__TEXTO FORNECIDO__
-=-=-
Miguel Vital tem uma carreira internacional como manequim. Acaba de abrir uma oficina de bicicletas com história na Falagueira.
Miguel adora bicicletas desde os 10 anos.

Altura: 1m88, busto: 93, cintura, 77, anca: 95, cabelo castanho, olhos verdes. É este o retrato robô do novo gerente da Oficina das Bicicletas, a icónica loja da Amadora, que reabriu as portas no domingo, 4 de maio, depois de dois meses e meio encerrada, na sequência do trespasse de que foi alvo.

A história é improvável — não é por isso que a contamos, mas convenhamos que tem mais graça. Qual a probabilidade de o novo gerente de uma loja e oficina de bicicletas, a mais conhecida da Amadora, localizada perto do Parque Aventura, ainda na freguesia da Falagueira, ser um ‘miúdo’ que aos 16 anos entrou no mundo da moda, é agenciado nos quatro cantos do planeta e é a cara de grandes marcas internacionais?

“Percebo o espanto”, concede Miguel Vital, hoje com 29 anos, à New in Amadora, mas “para mim é uma coisa tão normal, que nem tem discussão”. “Eu sou modelo e manequim, essa é a minha atividade profissional. As pessoas não são só uma coisa. Eu também tenho um mestrado em Arquitetura e desde miúdo que sou um apaixonado por bicicletas”, conta. Mas já lá vamos.

Ao seu lado, Luís Martins, 64 anos, que se juntou à conversa, a pedido da NiA, olha para o seu “discípulo” com orgulho. “A minha vida tem sido ligada às bicicletas desde pequeno. Posso dizer-lhe que aos oito anos já competia. Tive quatro lojas de bicicletas: a primeira foi em Caneças e depois mais três aqui na Amadora. Esta foi a última”, recorda.

Deixar o negócio a Miguel, diz, “é um descanso”. “É mais fácil para mim, confesso. Quando pus isto a trespasse, esperava de tudo. E a verdade é que logo no primeiro dia, recebi mais de 30 propostas, mas muitas delas era de gente que queria fazer deste espaço outra coisa, que não uma loja de bicicletas. Quando o Miguel se chegou à frente e disse que queria ficar com o negócio, não pensei duas vezes”, relata.

O primeiro encontro nas bicicletas

Recuemos a 2008. Foi nesse ano que Miguel conheceu Luís, embora “o senhor Luís não se lembre”. “Na altura, ele tinha a loja ali por cima dos bombeiros, nas arcadas a seguir ao túnel, e eu fui lá com a minha primeira bicicleta e com o meu pai”.

Miguel gostou do ambiente e a bicicleta ficou bem, obrigado. “Tornei-me cliente logo ali. Ao longo dos anos, ele foi uma espécie de meu mentor, sobretudo nestes últimos anos. Dos 12 até aos 16 anos, não me aventurava na mecânica, mas dava umas voltinhas e fazia os meus consertos com ele. A partir dos 16, é que comecei a explorar mais a mecânica e a resolver os problemas das minhas bicicletas, mas, de vez em quando, lá lhe telefona e perguntava: “senhor Luís, como é que se faz isto?”
-=-=-
__MATERIAL FORNECIDO__
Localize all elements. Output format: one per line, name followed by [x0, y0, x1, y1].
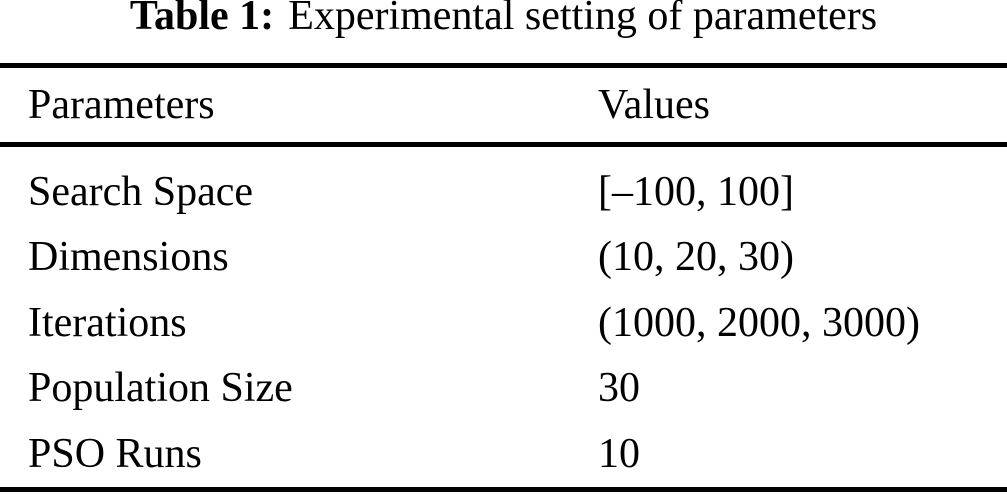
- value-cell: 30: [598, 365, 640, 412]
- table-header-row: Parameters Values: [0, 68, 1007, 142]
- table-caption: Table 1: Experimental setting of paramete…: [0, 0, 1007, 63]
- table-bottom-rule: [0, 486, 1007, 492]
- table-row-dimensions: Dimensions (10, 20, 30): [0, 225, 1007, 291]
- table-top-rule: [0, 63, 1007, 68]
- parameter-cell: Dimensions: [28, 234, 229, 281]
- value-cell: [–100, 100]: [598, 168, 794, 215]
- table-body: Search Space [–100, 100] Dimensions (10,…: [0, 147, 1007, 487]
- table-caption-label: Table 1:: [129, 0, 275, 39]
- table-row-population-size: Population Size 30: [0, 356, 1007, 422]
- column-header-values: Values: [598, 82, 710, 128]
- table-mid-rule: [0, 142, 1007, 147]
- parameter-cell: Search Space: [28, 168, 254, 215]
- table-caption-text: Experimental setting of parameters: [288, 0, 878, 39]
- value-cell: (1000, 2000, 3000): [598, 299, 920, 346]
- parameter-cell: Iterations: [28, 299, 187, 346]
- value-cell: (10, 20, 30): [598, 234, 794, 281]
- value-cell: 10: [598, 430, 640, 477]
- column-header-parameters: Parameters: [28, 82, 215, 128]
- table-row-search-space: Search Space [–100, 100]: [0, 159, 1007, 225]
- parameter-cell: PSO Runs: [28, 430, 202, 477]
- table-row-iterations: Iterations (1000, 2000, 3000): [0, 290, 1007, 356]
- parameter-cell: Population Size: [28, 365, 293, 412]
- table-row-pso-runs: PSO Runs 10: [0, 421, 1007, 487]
-=-=-
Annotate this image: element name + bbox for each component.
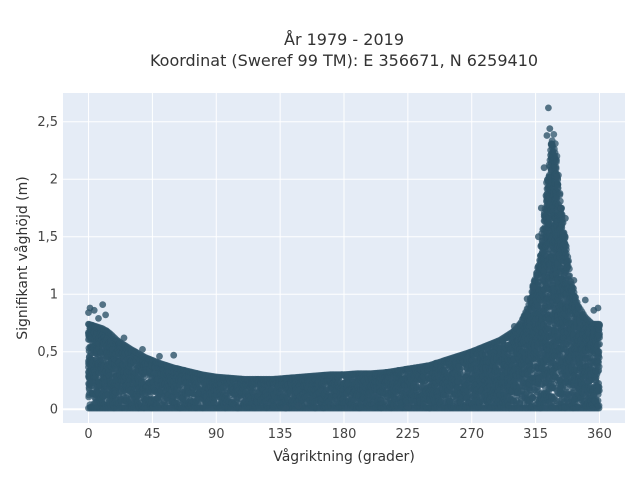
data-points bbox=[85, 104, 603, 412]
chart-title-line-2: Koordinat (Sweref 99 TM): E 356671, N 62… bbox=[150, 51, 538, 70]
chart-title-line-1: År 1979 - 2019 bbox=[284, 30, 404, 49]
-=-=-
__INSTRUÇÃO__
Pode prolongar o texto sobre Miguel Vital e a Oficina das Bicicletas a partir do ponto em que termina?

__RESPOSTA__
Luís sorri e acena com a cabeça, em sinal de concordância. “Ia-lhe dando dicas. Eu via-o tão interessado, e sempre teve jeito para isto”. Miguel recorda, aliás, “as duas ou três tardes que ainda deu uma mãozinha ao amigo ali, naquela mesma loja, de que agora é gerente.

Miguel conheceu Luís quando tinha 12 anos. Hoje é o seu “sucessor”.

“A partir dos 25 anos, a nossa relação passou a ser mais próxima, até porque como vivo aqui muito perto, vinha aqui muito. Sempre tive o bichinho das bicicletas. E comprava bicicletas e vendia e comprava e vendia, para fazer algum dinheiro”, recorda à NiA. Quando Luís lhe contou que queria desfazer-se da loja, Miguel fez contas de cabeça e decidiu que queria avançar.

“O negócio era interessante para mim, achei que tinha todas as condições para o assumir. A loja é boa, tem cliente feitos, tem muito nome e história, o negócio é seguro. E depois há o lado emocional. Ser hoje o sucessor do Luís é um prazer enorme para mim, que conheci com 12 anos”, explica.

Apesar dos vários anos ligado às bicicletas e ao comércio e reparação, o comerciante não estava farto, confessa. “Precisava de mudar de ares, mas não estava farto. Esta é a minha vida, é isto que vou continuar a fazer, mas já nada me prende à Amadora. Moro em Loures desde os 27 anos e a única ligação que tinha à Amadora, além da loja, era a minha mãe, que morreu em fevereiro do ano passado. Foi por isso que decidi trespassar o negócio e mudar de ares”.

A passagem de testemunho

Concluído o negócio em fevereiro, a Oficina das Bicicletas esteve de portas fechadas nos últimos dois meses. “Tivemos de fazer obras, sobretudo na parte de baixo, para otimizar o espaço e não podíamos estar a trabalhar, a atender pessoas e com as obras a decorrer cheio de barulho”, justifica Miguel.

Ao longo desse período, muita gente lhe bateu à porta a perguntar se a loja tinha fechado e “a chamar pelo Luís”. “Ainda ontem, entrou um cliente aqui e que gritou lá para baixo: “Ó, Luís, preciso de falar contigo” [risos] A todos, tenho explicado que a loja mudou de gerência, que o senhor Luís me passou a loja, que é uma espécie do meu mentor”, conta. A inauguração aconteceu no domingo, 4 de maio.

O amigo concorda e adianta que ele próprio informou “todos os clientes” da mudança. “O Miguel é muito bom, as pessoas podem confiar. É uma pessoa séria, que gosta muito disto e, naturalmente, tem ideias novas, porque é mais novo do que eu”.

De facto, é verdade: Miguel Vital tem muitas ideias: “Melhorar a presença nas redes sociais, fazer tutoriais de arranjos de bicicletas, vender bicicletas, levar influencers à loja para fazerem compras”, exemplifica.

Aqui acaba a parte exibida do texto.